**What to produce**. Go through the records underneath and write each one out again exactly.

======== Recorded information

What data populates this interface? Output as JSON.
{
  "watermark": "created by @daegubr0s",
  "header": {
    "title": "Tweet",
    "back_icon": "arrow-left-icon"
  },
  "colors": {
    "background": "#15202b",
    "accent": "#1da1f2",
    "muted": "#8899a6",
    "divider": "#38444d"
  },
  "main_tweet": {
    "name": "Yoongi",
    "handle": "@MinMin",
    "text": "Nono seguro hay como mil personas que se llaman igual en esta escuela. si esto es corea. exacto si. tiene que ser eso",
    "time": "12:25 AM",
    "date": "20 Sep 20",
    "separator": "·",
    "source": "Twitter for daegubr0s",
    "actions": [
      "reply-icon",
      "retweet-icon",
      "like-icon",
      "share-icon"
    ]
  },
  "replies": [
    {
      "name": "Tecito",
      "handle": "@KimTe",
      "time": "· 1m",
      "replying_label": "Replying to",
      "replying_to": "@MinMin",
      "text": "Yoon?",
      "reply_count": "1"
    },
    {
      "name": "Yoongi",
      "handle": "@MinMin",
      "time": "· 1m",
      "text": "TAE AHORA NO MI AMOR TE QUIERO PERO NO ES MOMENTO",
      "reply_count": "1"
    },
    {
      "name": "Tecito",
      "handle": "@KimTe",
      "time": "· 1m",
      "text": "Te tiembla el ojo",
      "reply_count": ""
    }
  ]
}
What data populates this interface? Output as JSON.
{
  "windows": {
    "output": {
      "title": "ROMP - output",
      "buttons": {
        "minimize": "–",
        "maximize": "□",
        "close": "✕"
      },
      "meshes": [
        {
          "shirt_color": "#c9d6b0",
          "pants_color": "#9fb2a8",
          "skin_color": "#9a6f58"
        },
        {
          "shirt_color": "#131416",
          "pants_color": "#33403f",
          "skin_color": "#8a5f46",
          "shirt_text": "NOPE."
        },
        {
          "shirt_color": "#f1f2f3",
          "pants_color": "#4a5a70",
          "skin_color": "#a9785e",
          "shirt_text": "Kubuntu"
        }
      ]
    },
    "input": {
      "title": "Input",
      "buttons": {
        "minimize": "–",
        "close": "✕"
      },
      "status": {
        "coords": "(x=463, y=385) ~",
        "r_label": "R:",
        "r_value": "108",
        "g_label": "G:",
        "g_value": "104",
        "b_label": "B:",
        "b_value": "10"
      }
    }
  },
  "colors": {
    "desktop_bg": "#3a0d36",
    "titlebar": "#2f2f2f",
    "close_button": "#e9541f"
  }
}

================

**Finished answer**.
What data populates this interface? Output as JSON.
{
  "watermark": "created by @daegubr0s",
  "header": {
    "title": "Tweet",
    "back_icon": "arrow-left-icon"
  },
  "colors": {
    "background": "#15202b",
    "accent": "#1da1f2",
    "muted": "#8899a6",
    "divider": "#38444d"
  },
  "main_tweet": {
    "name": "Yoongi",
    "handle": "@MinMin",
    "text": "Nono seguro hay como mil personas que se llaman igual en esta escuela. si esto es corea. exacto si. tiene que ser eso",
    "time": "12:25 AM",
    "date": "20 Sep 20",
    "separator": "·",
    "source": "Twitter for daegubr0s",
    "actions": [
      "reply-icon",
      "retweet-icon",
      "like-icon",
      "share-icon"
    ]
  },
  "replies": [
    {
      "name": "Tecito",
      "handle": "@KimTe",
      "time": "· 1m",
      "replying_label": "Replying to",
      "replying_to": "@MinMin",
      "text": "Yoon?",
      "reply_count": "1"
    },
    {
      "name": "Yoongi",
      "handle": "@MinMin",
      "time": "· 1m",
      "text": "TAE AHORA NO MI AMOR TE QUIERO PERO NO ES MOMENTO",
      "reply_count": "1"
    },
    {
      "name": "Tecito",
      "handle": "@KimTe",
      "time": "· 1m",
      "text": "Te tiembla el ojo",
      "reply_count": ""
    }
  ]
}
What data populates this interface? Output as JSON.
{
  "windows": {
    "output": {
      "title": "ROMP - output",
      "buttons": {
        "minimize": "–",
        "maximize": "□",
        "close": "✕"
      },
      "meshes": [
        {
          "shirt_color": "#c9d6b0",
          "pants_color": "#9fb2a8",
          "skin_color": "#9a6f58"
        },
        {
          "shirt_color": "#131416",
          "pants_color": "#33403f",
          "skin_color": "#8a5f46",
          "shirt_text": "NOPE."
        },
        {
          "shirt_color": "#f1f2f3",
          "pants_color": "#4a5a70",
          "skin_color": "#a9785e",
          "shirt_text": "Kubuntu"
        }
      ]
    },
    "input": {
      "title": "Input",
      "buttons": {
        "minimize": "–",
        "close": "✕"
      },
      "status": {
        "coords": "(x=463, y=385) ~",
        "r_label": "R:",
        "r_value": "108",
        "g_label": "G:",
        "g_value": "104",
        "b_label": "B:",
        "b_value": "10"
      }
    }
  },
  "colors": {
    "desktop_bg": "#3a0d36",
    "titlebar": "#2f2f2f",
    "close_button": "#e9541f"
  }
}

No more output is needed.